→ **DESCRIPTION OF THE TASK**: Lines before the one containing "Read this page and output its text content." are excluded. Repeat that line and every line after it, exactly.

---*---

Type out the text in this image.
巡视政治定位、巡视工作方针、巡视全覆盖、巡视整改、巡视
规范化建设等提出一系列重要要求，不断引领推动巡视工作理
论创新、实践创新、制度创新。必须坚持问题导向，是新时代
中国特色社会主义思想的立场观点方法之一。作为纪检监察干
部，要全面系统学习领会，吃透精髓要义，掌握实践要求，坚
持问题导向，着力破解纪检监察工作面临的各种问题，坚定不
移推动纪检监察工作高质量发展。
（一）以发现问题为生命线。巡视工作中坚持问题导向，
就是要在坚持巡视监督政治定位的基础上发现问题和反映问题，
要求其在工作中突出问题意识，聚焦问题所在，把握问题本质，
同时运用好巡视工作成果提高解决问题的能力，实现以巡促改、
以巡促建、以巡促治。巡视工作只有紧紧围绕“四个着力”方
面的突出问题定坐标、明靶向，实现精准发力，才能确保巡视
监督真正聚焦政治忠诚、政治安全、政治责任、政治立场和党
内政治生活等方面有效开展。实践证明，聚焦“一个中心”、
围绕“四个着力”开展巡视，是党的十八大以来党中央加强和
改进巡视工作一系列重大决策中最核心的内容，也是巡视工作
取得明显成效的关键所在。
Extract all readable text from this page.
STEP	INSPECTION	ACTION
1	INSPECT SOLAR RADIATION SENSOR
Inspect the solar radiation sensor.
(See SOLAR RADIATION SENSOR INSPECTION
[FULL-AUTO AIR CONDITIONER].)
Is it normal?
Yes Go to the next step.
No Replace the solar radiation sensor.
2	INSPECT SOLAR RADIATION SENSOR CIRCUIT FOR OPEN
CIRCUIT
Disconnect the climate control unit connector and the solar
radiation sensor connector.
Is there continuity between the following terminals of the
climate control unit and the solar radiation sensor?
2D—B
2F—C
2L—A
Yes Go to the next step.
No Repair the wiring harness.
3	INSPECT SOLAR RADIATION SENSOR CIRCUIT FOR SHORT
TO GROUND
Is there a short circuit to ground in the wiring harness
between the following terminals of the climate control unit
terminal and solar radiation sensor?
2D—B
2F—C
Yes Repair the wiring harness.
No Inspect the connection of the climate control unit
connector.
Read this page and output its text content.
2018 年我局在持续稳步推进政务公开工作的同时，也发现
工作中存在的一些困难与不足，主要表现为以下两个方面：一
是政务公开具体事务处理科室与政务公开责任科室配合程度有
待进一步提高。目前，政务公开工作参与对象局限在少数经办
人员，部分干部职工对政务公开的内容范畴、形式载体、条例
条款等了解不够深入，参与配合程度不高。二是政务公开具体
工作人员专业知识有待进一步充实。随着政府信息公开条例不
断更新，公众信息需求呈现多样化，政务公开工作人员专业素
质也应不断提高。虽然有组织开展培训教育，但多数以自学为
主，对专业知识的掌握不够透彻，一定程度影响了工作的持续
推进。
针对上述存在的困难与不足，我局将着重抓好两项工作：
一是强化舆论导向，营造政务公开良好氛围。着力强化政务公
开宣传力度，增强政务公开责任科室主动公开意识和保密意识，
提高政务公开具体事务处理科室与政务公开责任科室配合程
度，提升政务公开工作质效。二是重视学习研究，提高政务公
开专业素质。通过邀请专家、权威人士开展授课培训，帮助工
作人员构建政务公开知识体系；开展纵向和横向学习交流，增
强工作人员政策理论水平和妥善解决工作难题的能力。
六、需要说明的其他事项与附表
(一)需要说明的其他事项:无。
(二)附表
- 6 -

---*---

→ **WORKED SOLUTION**:
Read this page and output its text content.
2018 年我局在持续稳步推进政务公开工作的同时，也发现
工作中存在的一些困难与不足，主要表现为以下两个方面：一
是政务公开具体事务处理科室与政务公开责任科室配合程度有
待进一步提高。目前，政务公开工作参与对象局限在少数经办
人员，部分干部职工对政务公开的内容范畴、形式载体、条例
条款等了解不够深入，参与配合程度不高。二是政务公开具体
工作人员专业知识有待进一步充实。随着政府信息公开条例不
断更新，公众信息需求呈现多样化，政务公开工作人员专业素
质也应不断提高。虽然有组织开展培训教育，但多数以自学为
主，对专业知识的掌握不够透彻，一定程度影响了工作的持续
推进。
针对上述存在的困难与不足，我局将着重抓好两项工作：
一是强化舆论导向，营造政务公开良好氛围。着力强化政务公
开宣传力度，增强政务公开责任科室主动公开意识和保密意识，
提高政务公开具体事务处理科室与政务公开责任科室配合程
度，提升政务公开工作质效。二是重视学习研究，提高政务公
开专业素质。通过邀请专家、权威人士开展授课培训，帮助工
作人员构建政务公开知识体系；开展纵向和横向学习交流，增
强工作人员政策理论水平和妥善解决工作难题的能力。
六、需要说明的其他事项与附表
(一)需要说明的其他事项:无。
(二)附表
- 6 -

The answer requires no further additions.